======== DATA FOR PROCESSING

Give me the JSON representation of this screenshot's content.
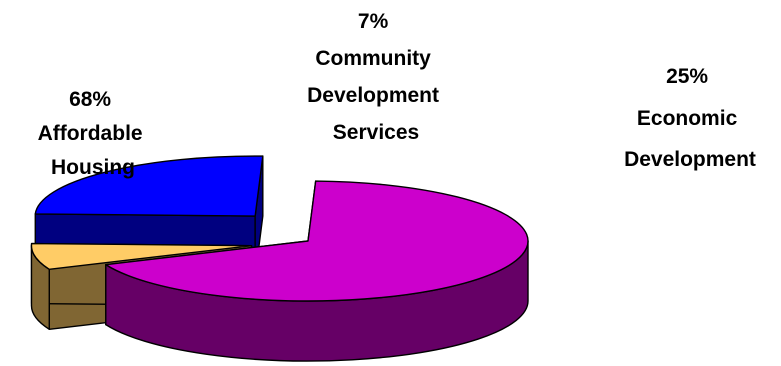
{
  "chart_data": {
    "type": "pie",
    "title": "",
    "three_d": true,
    "exploded": true,
    "slices": [
      {
        "label": "Affordable Housing",
        "percent_text": "68%",
        "value": 68,
        "top_color": "#cc00cc",
        "side_color": "#660066"
      },
      {
        "label": "Community Development Services",
        "percent_text": "7%",
        "value": 7,
        "top_color": "#ffcc66",
        "side_color": "#806633"
      },
      {
        "label": "Economic Development",
        "percent_text": "25%",
        "value": 25,
        "top_color": "#0000ff",
        "side_color": "#000080"
      }
    ]
  }
}
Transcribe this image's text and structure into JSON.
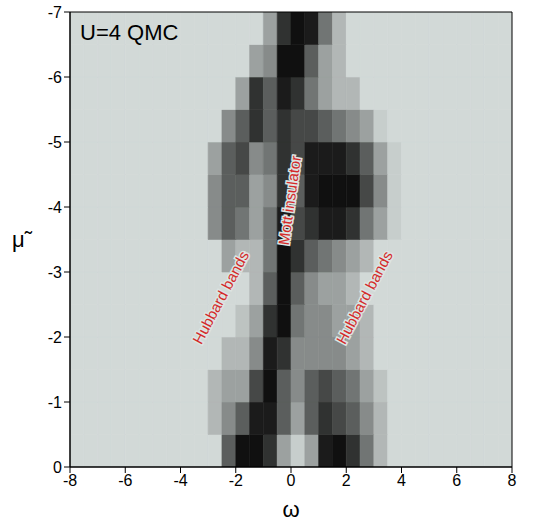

================

* WHAT IS EXPECTED
Restate each entry word for word, please, but drop any images it holds.

* RESULT
Give me the JSON representation of this screenshot's content.
{
  "chart_data": {
    "type": "pie",
    "title": "",
    "three_d": true,
    "exploded": true,
    "slices": [
      {
        "label": "Affordable Housing",
        "percent_text": "68%",
        "value": 68,
        "top_color": "#cc00cc",
        "side_color": "#660066"
      },
      {
        "label": "Community Development Services",
        "percent_text": "7%",
        "value": 7,
        "top_color": "#ffcc66",
        "side_color": "#806633"
      },
      {
        "label": "Economic Development",
        "percent_text": "25%",
        "value": 25,
        "top_color": "#0000ff",
        "side_color": "#000080"
      }
    ]
  }
}
Transcribe this image's text and structure into JSON.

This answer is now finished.